Start of PROVIDED RECORDS

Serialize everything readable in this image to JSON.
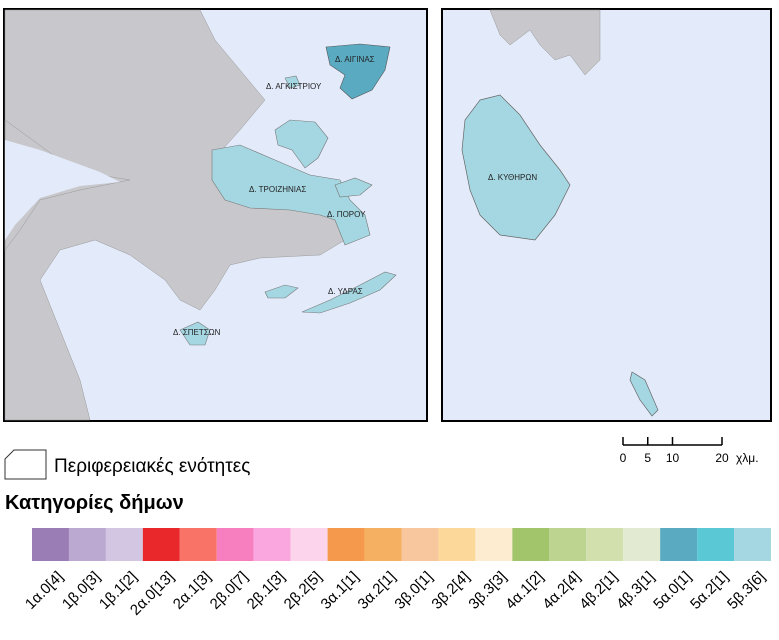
{
  "map_labels": [
    "Δ. ΑΙΓΙΝΑΣ",
    "Δ. ΑΓΚΙΣΤΡΙΟΥ",
    "Δ. ΤΡΟΙΖΗΝΙΑΣ",
    "Δ. ΠΟΡΟΥ",
    "Δ. ΥΔΡΑΣ",
    "Δ. ΣΠΕΤΣΩΝ"
  ],
  "inset_label": "Δ. ΚΥΘΗΡΩΝ",
  "scale_bar": {
    "ticks": [
      0,
      5,
      10,
      20
    ],
    "unit": "χλμ."
  },
  "boundary_legend": "Περιφερειακές ενότητες",
  "legend_title": "Κατηγορίες δήμων",
  "categories": [
    {
      "label": "1α.0[4]",
      "color": "#9b7db5"
    },
    {
      "label": "1β.0[3]",
      "color": "#bba9d1"
    },
    {
      "label": "1β.1[2]",
      "color": "#d3c6e2"
    },
    {
      "label": "2α.0[13]",
      "color": "#e8282b"
    },
    {
      "label": "2α.1[3]",
      "color": "#f97466"
    },
    {
      "label": "2β.0[7]",
      "color": "#f77fbf"
    },
    {
      "label": "2β.1[3]",
      "color": "#f9a7de"
    },
    {
      "label": "2β.2[5]",
      "color": "#fcd4ec"
    },
    {
      "label": "3α.1[1]",
      "color": "#f59a4d"
    },
    {
      "label": "3α.2[1]",
      "color": "#f5b062"
    },
    {
      "label": "3β.0[1]",
      "color": "#f8c79e"
    },
    {
      "label": "3β.2[4]",
      "color": "#fdd89b"
    },
    {
      "label": "3β.3[3]",
      "color": "#fdecd0"
    },
    {
      "label": "4α.1[2]",
      "color": "#a2c46a"
    },
    {
      "label": "4α.2[4]",
      "color": "#bcd48f"
    },
    {
      "label": "4β.2[1]",
      "color": "#d1e0ad"
    },
    {
      "label": "4β.3[1]",
      "color": "#e2ebd2"
    },
    {
      "label": "5α.0[1]",
      "color": "#5aabc2"
    },
    {
      "label": "5α.2[1]",
      "color": "#5ac8d5"
    },
    {
      "label": "5β.3[6]",
      "color": "#a5d7e2"
    }
  ]
}
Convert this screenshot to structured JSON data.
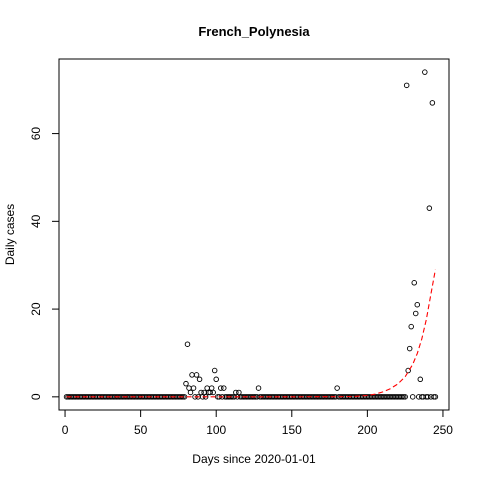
{
  "chart_data": {
    "type": "scatter",
    "title": "French_Polynesia",
    "xlabel": "Days since 2020-01-01",
    "ylabel": "Daily cases",
    "xlim": [
      -4,
      254
    ],
    "ylim": [
      -3,
      77
    ],
    "xticks": [
      0,
      50,
      100,
      150,
      200,
      250
    ],
    "yticks": [
      0,
      20,
      40,
      60
    ],
    "grid": false,
    "colors": {
      "points": "#000000",
      "fit": "#ff0000"
    },
    "series": [
      {
        "type": "points",
        "zero_days": {
          "from": 1,
          "to": 245
        },
        "points": [
          [
            80,
            3
          ],
          [
            81,
            12
          ],
          [
            82,
            2
          ],
          [
            83,
            1
          ],
          [
            84,
            5
          ],
          [
            85,
            2
          ],
          [
            86,
            0
          ],
          [
            87,
            5
          ],
          [
            89,
            4
          ],
          [
            90,
            1
          ],
          [
            92,
            1
          ],
          [
            94,
            2
          ],
          [
            95,
            1
          ],
          [
            96,
            1
          ],
          [
            97,
            2
          ],
          [
            98,
            1
          ],
          [
            99,
            6
          ],
          [
            100,
            4
          ],
          [
            103,
            2
          ],
          [
            105,
            2
          ],
          [
            113,
            1
          ],
          [
            115,
            1
          ],
          [
            128,
            2
          ],
          [
            180,
            2
          ],
          [
            226,
            71
          ],
          [
            227,
            6
          ],
          [
            228,
            11
          ],
          [
            229,
            16
          ],
          [
            231,
            26
          ],
          [
            232,
            19
          ],
          [
            233,
            21
          ],
          [
            235,
            4
          ],
          [
            238,
            74
          ],
          [
            241,
            43
          ],
          [
            243,
            67
          ]
        ]
      },
      {
        "type": "fit-line",
        "style": "dashed",
        "x": [
          1,
          150,
          190,
          200,
          205,
          210,
          215,
          220,
          225,
          230,
          233,
          236,
          239,
          242,
          245
        ],
        "y": [
          0,
          0,
          0.05,
          0.3,
          0.6,
          1.1,
          1.8,
          2.9,
          4.6,
          7.4,
          9.9,
          13.2,
          17.6,
          23.4,
          29
        ]
      }
    ]
  }
}
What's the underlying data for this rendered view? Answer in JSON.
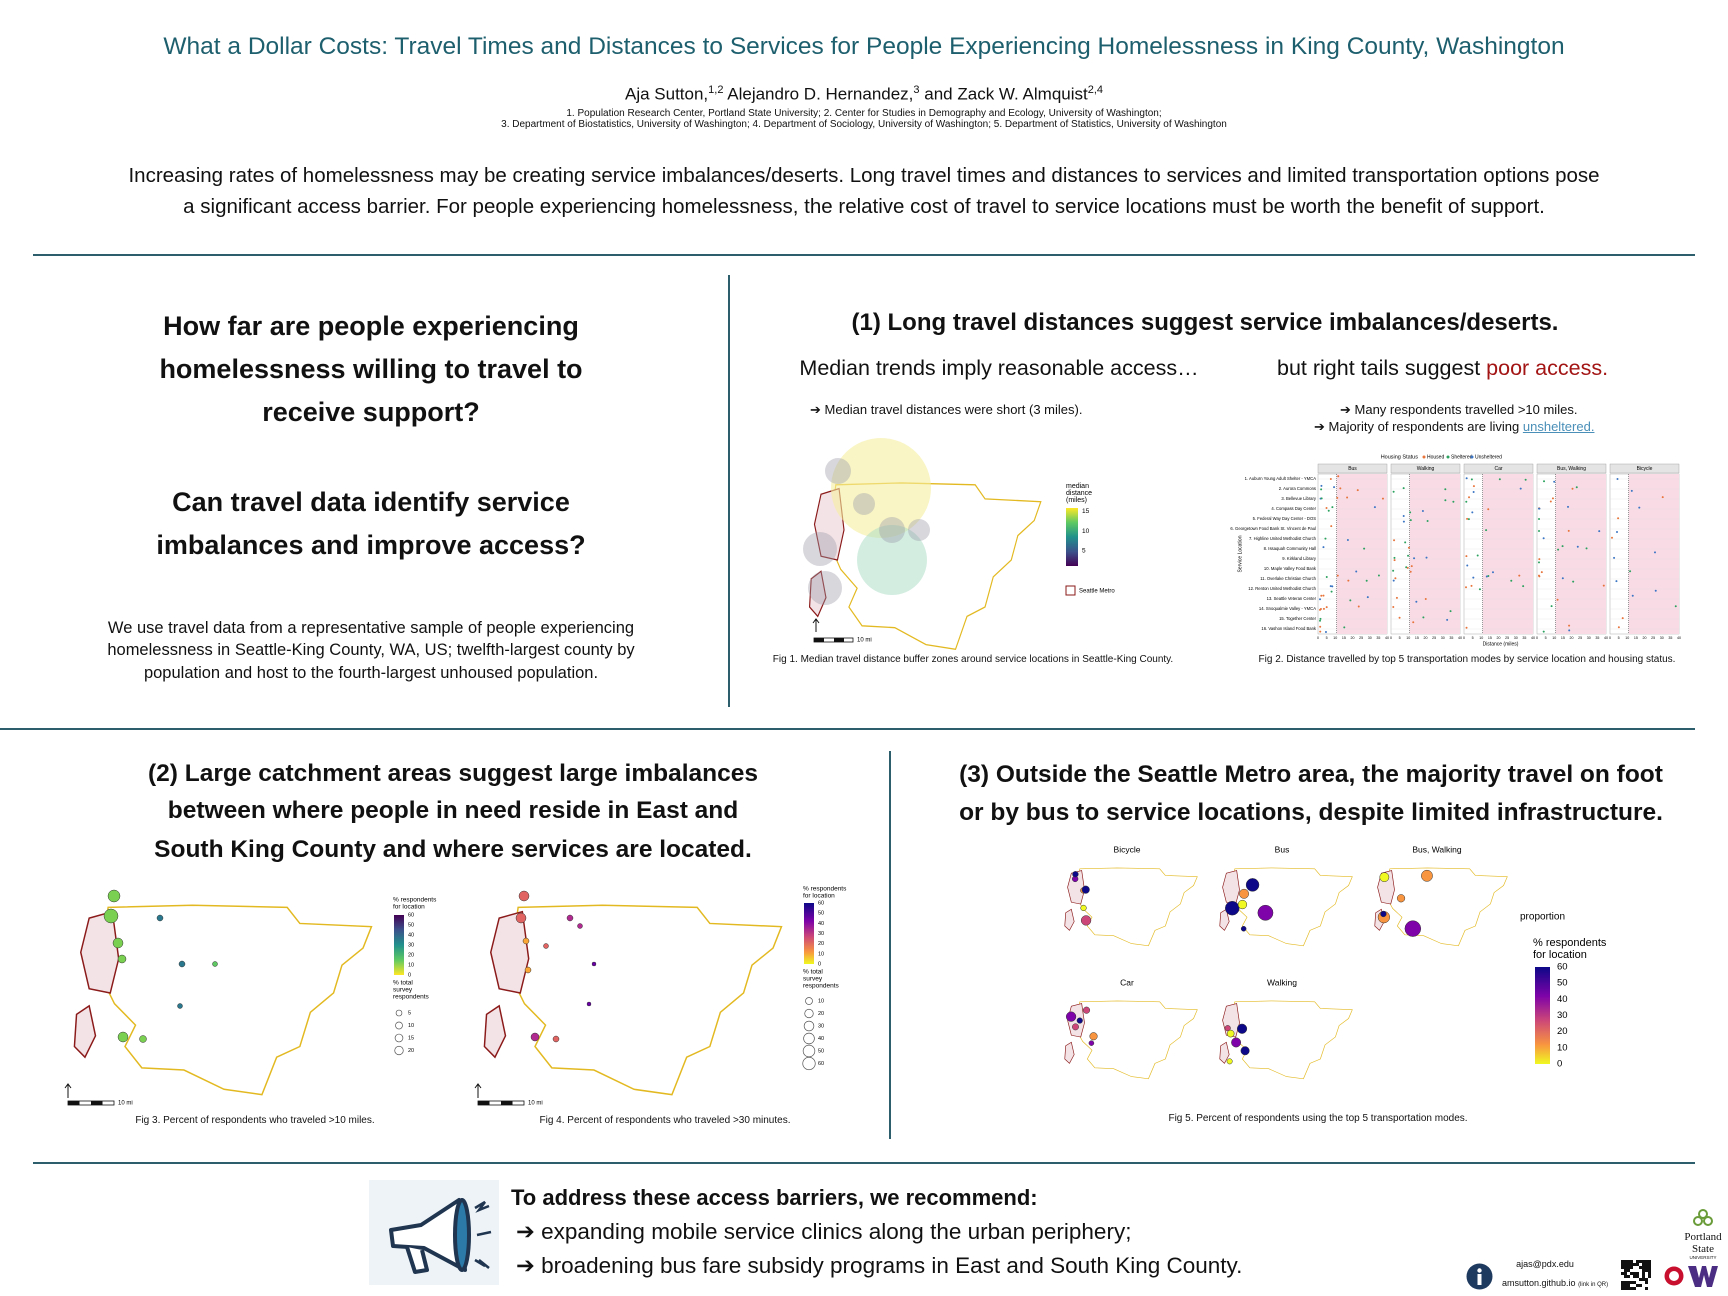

End of PROVIDED RECORDS

■ **TO DO**: Check each line of these records for the string "type" and state only how many lines have it.

■ **OUTPUT**: 3